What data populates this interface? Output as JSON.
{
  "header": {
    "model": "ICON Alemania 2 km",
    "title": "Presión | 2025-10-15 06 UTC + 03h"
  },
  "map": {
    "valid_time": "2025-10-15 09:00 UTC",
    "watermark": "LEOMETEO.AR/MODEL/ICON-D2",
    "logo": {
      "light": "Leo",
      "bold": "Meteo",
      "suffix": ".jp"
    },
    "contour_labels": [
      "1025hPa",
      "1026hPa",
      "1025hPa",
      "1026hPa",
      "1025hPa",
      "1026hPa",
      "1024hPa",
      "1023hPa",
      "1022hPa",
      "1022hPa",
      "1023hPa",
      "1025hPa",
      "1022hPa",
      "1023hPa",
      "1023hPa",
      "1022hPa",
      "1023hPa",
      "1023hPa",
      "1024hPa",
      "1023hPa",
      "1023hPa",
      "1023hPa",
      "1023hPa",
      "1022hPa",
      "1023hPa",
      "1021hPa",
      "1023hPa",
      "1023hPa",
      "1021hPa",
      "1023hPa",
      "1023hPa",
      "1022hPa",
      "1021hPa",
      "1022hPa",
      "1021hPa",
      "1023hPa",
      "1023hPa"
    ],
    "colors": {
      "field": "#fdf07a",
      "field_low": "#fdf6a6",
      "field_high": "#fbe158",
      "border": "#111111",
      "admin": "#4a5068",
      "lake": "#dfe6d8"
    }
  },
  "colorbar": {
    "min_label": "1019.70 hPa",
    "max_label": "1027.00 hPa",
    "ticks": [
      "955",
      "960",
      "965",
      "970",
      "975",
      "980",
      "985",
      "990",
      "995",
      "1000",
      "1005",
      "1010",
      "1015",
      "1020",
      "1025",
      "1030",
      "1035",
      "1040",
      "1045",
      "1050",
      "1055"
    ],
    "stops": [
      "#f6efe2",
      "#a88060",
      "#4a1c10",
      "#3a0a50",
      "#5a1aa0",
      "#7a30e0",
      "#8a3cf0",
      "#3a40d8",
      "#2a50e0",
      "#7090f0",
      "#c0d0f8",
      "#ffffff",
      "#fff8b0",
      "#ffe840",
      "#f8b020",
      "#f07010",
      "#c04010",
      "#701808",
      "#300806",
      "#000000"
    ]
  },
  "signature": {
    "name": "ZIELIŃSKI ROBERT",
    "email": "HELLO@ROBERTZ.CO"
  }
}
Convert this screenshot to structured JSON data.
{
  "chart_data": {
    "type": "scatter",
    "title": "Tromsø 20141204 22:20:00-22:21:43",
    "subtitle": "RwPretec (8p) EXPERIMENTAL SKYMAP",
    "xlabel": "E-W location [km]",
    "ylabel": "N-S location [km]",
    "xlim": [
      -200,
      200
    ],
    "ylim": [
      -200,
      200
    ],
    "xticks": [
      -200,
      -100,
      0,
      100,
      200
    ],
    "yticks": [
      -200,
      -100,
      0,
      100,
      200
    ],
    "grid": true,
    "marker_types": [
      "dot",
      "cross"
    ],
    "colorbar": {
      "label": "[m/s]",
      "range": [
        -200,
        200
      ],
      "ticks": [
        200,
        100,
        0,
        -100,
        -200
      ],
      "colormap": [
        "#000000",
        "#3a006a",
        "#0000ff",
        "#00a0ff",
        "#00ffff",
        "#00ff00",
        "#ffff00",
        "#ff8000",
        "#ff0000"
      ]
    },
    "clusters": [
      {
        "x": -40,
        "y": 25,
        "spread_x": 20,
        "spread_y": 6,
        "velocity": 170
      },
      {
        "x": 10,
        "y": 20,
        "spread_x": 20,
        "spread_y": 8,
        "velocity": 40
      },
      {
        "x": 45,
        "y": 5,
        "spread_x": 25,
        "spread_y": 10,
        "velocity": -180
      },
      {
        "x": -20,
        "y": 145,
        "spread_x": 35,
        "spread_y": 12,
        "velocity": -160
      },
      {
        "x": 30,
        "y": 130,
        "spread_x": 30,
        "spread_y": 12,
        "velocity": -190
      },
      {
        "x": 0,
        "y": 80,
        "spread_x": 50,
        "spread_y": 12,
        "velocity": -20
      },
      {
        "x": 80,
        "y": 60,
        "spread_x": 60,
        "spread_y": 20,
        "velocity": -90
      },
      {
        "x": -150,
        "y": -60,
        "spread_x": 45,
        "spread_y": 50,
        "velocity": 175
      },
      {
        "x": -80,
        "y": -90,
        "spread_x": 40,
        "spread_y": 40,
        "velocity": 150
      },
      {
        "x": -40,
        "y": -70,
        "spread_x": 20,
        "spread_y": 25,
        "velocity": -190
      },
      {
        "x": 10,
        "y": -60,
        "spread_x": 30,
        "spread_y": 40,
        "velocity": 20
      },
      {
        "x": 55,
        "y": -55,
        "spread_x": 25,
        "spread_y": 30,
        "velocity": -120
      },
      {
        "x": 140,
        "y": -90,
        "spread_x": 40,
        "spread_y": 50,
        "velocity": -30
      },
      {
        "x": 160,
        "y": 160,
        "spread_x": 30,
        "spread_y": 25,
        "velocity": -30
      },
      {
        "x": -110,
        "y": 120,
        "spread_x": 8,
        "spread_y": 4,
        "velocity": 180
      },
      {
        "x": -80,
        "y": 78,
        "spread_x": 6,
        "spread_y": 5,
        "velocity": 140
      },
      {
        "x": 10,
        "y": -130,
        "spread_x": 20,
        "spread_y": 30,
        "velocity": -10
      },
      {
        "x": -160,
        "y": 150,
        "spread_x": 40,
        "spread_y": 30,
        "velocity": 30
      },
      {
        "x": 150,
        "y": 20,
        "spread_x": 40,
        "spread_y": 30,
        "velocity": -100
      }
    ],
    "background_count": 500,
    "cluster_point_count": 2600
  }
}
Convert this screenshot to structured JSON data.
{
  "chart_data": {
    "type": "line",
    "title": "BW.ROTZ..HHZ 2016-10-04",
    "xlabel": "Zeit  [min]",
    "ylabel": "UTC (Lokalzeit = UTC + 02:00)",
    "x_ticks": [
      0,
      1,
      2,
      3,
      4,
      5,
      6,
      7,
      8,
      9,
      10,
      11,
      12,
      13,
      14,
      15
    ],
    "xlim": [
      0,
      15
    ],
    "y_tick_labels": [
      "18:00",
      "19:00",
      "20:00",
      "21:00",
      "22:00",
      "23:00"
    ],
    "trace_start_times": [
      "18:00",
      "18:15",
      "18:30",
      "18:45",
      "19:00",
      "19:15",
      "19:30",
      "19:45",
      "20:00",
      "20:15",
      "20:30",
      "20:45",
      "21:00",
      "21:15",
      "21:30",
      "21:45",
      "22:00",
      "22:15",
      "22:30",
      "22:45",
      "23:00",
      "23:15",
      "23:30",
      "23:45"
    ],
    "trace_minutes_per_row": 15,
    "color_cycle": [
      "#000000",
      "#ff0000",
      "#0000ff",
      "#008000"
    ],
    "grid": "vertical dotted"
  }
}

━━━

* _What to do_
Please set down each line of the records exactly as given.

* _Full solution_
What data populates this interface? Output as JSON.
{
  "header": {
    "model": "ICON Alemania 2 km",
    "title": "Presión | 2025-10-15 06 UTC + 03h"
  },
  "map": {
    "valid_time": "2025-10-15 09:00 UTC",
    "watermark": "LEOMETEO.AR/MODEL/ICON-D2",
    "logo": {
      "light": "Leo",
      "bold": "Meteo",
      "suffix": ".jp"
    },
    "contour_labels": [
      "1025hPa",
      "1026hPa",
      "1025hPa",
      "1026hPa",
      "1025hPa",
      "1026hPa",
      "1024hPa",
      "1023hPa",
      "1022hPa",
      "1022hPa",
      "1023hPa",
      "1025hPa",
      "1022hPa",
      "1023hPa",
      "1023hPa",
      "1022hPa",
      "1023hPa",
      "1023hPa",
      "1024hPa",
      "1023hPa",
      "1023hPa",
      "1023hPa",
      "1023hPa",
      "1022hPa",
      "1023hPa",
      "1021hPa",
      "1023hPa",
      "1023hPa",
      "1021hPa",
      "1023hPa",
      "1023hPa",
      "1022hPa",
      "1021hPa",
      "1022hPa",
      "1021hPa",
      "1023hPa",
      "1023hPa"
    ],
    "colors": {
      "field": "#fdf07a",
      "field_low": "#fdf6a6",
      "field_high": "#fbe158",
      "border": "#111111",
      "admin": "#4a5068",
      "lake": "#dfe6d8"
    }
  },
  "colorbar": {
    "min_label": "1019.70 hPa",
    "max_label": "1027.00 hPa",
    "ticks": [
      "955",
      "960",
      "965",
      "970",
      "975",
      "980",
      "985",
      "990",
      "995",
      "1000",
      "1005",
      "1010",
      "1015",
      "1020",
      "1025",
      "1030",
      "1035",
      "1040",
      "1045",
      "1050",
      "1055"
    ],
    "stops": [
      "#f6efe2",
      "#a88060",
      "#4a1c10",
      "#3a0a50",
      "#5a1aa0",
      "#7a30e0",
      "#8a3cf0",
      "#3a40d8",
      "#2a50e0",
      "#7090f0",
      "#c0d0f8",
      "#ffffff",
      "#fff8b0",
      "#ffe840",
      "#f8b020",
      "#f07010",
      "#c04010",
      "#701808",
      "#300806",
      "#000000"
    ]
  },
  "signature": {
    "name": "ZIELIŃSKI ROBERT",
    "email": "HELLO@ROBERTZ.CO"
  }
}
Convert this screenshot to structured JSON data.
{
  "chart_data": {
    "type": "scatter",
    "title": "Tromsø 20141204 22:20:00-22:21:43",
    "subtitle": "RwPretec (8p) EXPERIMENTAL SKYMAP",
    "xlabel": "E-W location [km]",
    "ylabel": "N-S location [km]",
    "xlim": [
      -200,
      200
    ],
    "ylim": [
      -200,
      200
    ],
    "xticks": [
      -200,
      -100,
      0,
      100,
      200
    ],
    "yticks": [
      -200,
      -100,
      0,
      100,
      200
    ],
    "grid": true,
    "marker_types": [
      "dot",
      "cross"
    ],
    "colorbar": {
      "label": "[m/s]",
      "range": [
        -200,
        200
      ],
      "ticks": [
        200,
        100,
        0,
        -100,
        -200
      ],
      "colormap": [
        "#000000",
        "#3a006a",
        "#0000ff",
        "#00a0ff",
        "#00ffff",
        "#00ff00",
        "#ffff00",
        "#ff8000",
        "#ff0000"
      ]
    },
    "clusters": [
      {
        "x": -40,
        "y": 25,
        "spread_x": 20,
        "spread_y": 6,
        "velocity": 170
      },
      {
        "x": 10,
        "y": 20,
        "spread_x": 20,
        "spread_y": 8,
        "velocity": 40
      },
      {
        "x": 45,
        "y": 5,
        "spread_x": 25,
        "spread_y": 10,
        "velocity": -180
      },
      {
        "x": -20,
        "y": 145,
        "spread_x": 35,
        "spread_y": 12,
        "velocity": -160
      },
      {
        "x": 30,
        "y": 130,
        "spread_x": 30,
        "spread_y": 12,
        "velocity": -190
      },
      {
        "x": 0,
        "y": 80,
        "spread_x": 50,
        "spread_y": 12,
        "velocity": -20
      },
      {
        "x": 80,
        "y": 60,
        "spread_x": 60,
        "spread_y": 20,
        "velocity": -90
      },
      {
        "x": -150,
        "y": -60,
        "spread_x": 45,
        "spread_y": 50,
        "velocity": 175
      },
      {
        "x": -80,
        "y": -90,
        "spread_x": 40,
        "spread_y": 40,
        "velocity": 150
      },
      {
        "x": -40,
        "y": -70,
        "spread_x": 20,
        "spread_y": 25,
        "velocity": -190
      },
      {
        "x": 10,
        "y": -60,
        "spread_x": 30,
        "spread_y": 40,
        "velocity": 20
      },
      {
        "x": 55,
        "y": -55,
        "spread_x": 25,
        "spread_y": 30,
        "velocity": -120
      },
      {
        "x": 140,
        "y": -90,
        "spread_x": 40,
        "spread_y": 50,
        "velocity": -30
      },
      {
        "x": 160,
        "y": 160,
        "spread_x": 30,
        "spread_y": 25,
        "velocity": -30
      },
      {
        "x": -110,
        "y": 120,
        "spread_x": 8,
        "spread_y": 4,
        "velocity": 180
      },
      {
        "x": -80,
        "y": 78,
        "spread_x": 6,
        "spread_y": 5,
        "velocity": 140
      },
      {
        "x": 10,
        "y": -130,
        "spread_x": 20,
        "spread_y": 30,
        "velocity": -10
      },
      {
        "x": -160,
        "y": 150,
        "spread_x": 40,
        "spread_y": 30,
        "velocity": 30
      },
      {
        "x": 150,
        "y": 20,
        "spread_x": 40,
        "spread_y": 30,
        "velocity": -100
      }
    ],
    "background_count": 500,
    "cluster_point_count": 2600
  }
}
Convert this screenshot to structured JSON data.
{
  "chart_data": {
    "type": "line",
    "title": "BW.ROTZ..HHZ 2016-10-04",
    "xlabel": "Zeit  [min]",
    "ylabel": "UTC (Lokalzeit = UTC + 02:00)",
    "x_ticks": [
      0,
      1,
      2,
      3,
      4,
      5,
      6,
      7,
      8,
      9,
      10,
      11,
      12,
      13,
      14,
      15
    ],
    "xlim": [
      0,
      15
    ],
    "y_tick_labels": [
      "18:00",
      "19:00",
      "20:00",
      "21:00",
      "22:00",
      "23:00"
    ],
    "trace_start_times": [
      "18:00",
      "18:15",
      "18:30",
      "18:45",
      "19:00",
      "19:15",
      "19:30",
      "19:45",
      "20:00",
      "20:15",
      "20:30",
      "20:45",
      "21:00",
      "21:15",
      "21:30",
      "21:45",
      "22:00",
      "22:15",
      "22:30",
      "22:45",
      "23:00",
      "23:15",
      "23:30",
      "23:45"
    ],
    "trace_minutes_per_row": 15,
    "color_cycle": [
      "#000000",
      "#ff0000",
      "#0000ff",
      "#008000"
    ],
    "grid": "vertical dotted"
  }
}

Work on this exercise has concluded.